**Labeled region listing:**
***
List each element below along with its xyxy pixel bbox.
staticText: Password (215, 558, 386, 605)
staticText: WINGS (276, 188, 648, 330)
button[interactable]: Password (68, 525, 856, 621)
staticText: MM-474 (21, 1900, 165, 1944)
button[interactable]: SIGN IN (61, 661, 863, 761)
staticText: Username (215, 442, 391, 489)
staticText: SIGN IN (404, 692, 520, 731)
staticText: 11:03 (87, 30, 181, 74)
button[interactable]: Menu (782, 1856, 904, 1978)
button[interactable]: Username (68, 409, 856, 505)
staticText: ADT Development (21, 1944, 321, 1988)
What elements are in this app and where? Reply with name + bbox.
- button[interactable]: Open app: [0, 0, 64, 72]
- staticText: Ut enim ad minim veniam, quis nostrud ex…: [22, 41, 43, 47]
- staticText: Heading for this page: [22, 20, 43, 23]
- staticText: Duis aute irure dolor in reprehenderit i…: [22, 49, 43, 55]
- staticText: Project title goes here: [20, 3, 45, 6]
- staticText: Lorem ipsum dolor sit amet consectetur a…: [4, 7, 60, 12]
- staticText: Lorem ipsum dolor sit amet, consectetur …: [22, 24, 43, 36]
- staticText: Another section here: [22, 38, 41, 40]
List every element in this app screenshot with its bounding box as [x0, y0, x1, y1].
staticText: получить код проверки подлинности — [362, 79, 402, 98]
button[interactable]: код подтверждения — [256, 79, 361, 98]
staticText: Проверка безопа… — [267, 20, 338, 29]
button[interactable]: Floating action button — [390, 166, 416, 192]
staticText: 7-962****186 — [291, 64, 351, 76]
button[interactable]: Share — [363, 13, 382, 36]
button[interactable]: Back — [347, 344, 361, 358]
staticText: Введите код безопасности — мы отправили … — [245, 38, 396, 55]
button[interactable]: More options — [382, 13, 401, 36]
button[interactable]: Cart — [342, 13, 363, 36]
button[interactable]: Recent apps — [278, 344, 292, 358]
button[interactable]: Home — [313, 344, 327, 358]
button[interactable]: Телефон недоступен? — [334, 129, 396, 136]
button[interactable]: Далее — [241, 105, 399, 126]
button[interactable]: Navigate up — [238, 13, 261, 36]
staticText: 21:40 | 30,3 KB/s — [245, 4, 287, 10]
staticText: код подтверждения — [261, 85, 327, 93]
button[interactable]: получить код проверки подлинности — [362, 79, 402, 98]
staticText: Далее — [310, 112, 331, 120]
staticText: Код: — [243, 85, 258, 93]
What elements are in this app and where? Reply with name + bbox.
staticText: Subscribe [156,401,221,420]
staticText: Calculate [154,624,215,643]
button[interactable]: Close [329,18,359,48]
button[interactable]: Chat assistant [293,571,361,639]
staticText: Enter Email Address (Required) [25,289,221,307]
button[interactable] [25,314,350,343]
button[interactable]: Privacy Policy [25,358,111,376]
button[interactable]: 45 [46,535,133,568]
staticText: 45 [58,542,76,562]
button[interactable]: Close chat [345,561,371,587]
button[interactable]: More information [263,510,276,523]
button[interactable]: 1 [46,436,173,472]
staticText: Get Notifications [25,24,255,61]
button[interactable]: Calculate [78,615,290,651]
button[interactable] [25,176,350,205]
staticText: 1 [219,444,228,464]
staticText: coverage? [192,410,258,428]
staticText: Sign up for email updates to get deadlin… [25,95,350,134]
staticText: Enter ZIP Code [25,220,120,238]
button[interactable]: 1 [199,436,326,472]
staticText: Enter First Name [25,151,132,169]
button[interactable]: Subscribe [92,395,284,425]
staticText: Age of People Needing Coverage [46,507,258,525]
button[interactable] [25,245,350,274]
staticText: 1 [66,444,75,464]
***
Copy the listing word for word, from its first line through the line with "button[interactable]: SIGN IN", including both of those lines.

**THE ANSWER:**
List each element below along with its xyxy pixel bbox.
staticText: Password (215, 558, 386, 605)
staticText: WINGS (276, 188, 648, 330)
button[interactable]: Password (68, 525, 856, 621)
staticText: MM-474 (21, 1900, 165, 1944)
button[interactable]: SIGN IN (61, 661, 863, 761)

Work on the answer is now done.